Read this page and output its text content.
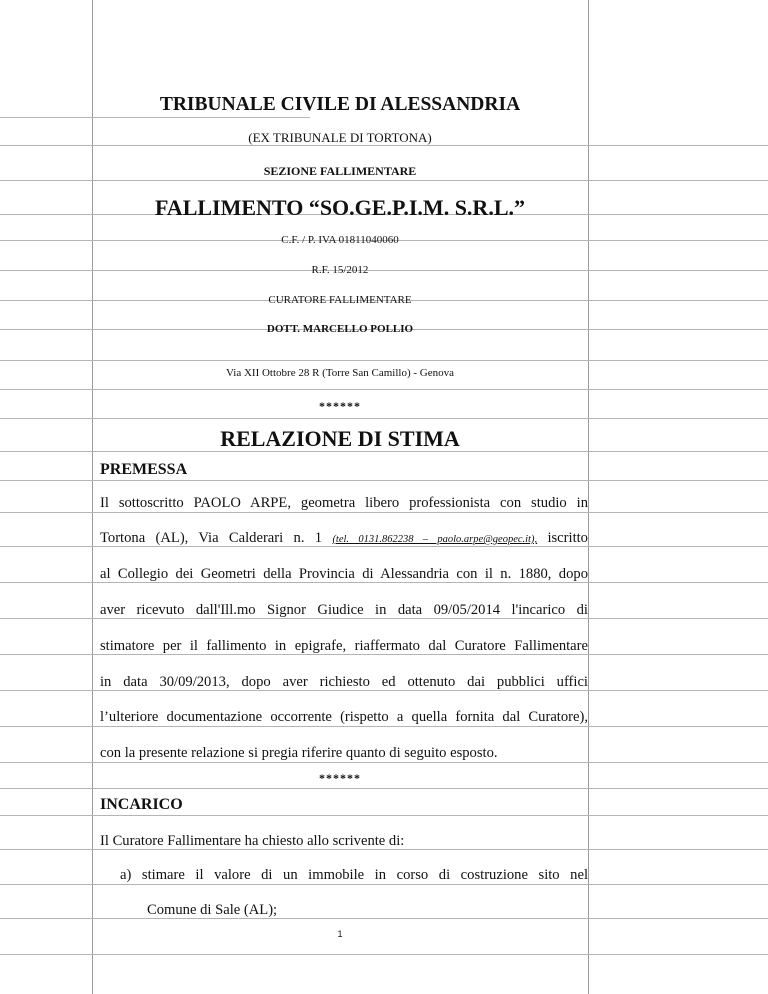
TRIBUNALE CIVILE DI ALESSANDRIA
(EX TRIBUNALE DI TORTONA)
SEZIONE FALLIMENTARE
FALLIMENTO “SO.GE.P.I.M. S.R.L.”
C.F. / P. IVA 01811040060
R.F. 15/2012
CURATORE FALLIMENTARE
DOTT. MARCELLO POLLIO
Via XII Ottobre 28 R (Torre San Camillo) - Genova
******
RELAZIONE DI STIMA
PREMESSA
Il sottoscritto PAOLO ARPE, geometra libero professionista con studio in
Tortona (AL), Via Calderari n. 1 (tel. 0131.862238 – paolo.arpe@geopec.it), iscritto
al Collegio dei Geometri della Provincia di Alessandria con il n. 1880, dopo
aver ricevuto dall'Ill.mo Signor Giudice in data 09/05/2014 l'incarico di
stimatore per il fallimento in epigrafe, riaffermato dal Curatore Fallimentare
in data 30/09/2013, dopo aver richiesto ed ottenuto dai pubblici uffici
l’ulteriore documentazione occorrente (rispetto a quella fornita dal Curatore),
con la presente relazione si pregia riferire quanto di seguito esposto.
******
INCARICO
Il Curatore Fallimentare ha chiesto allo scrivente di:
a) stimare il valore di un immobile in corso di costruzione sito nel
Comune di Sale (AL);
1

## What the task asks
Filter the records above and return every line that holds the word "data".

## Task result
aver ricevuto dall'Ill.mo Signor Giudice in data 09/05/2014 l'incarico di
in data 30/09/2013, dopo aver richiesto ed ottenuto dai pubblici uffici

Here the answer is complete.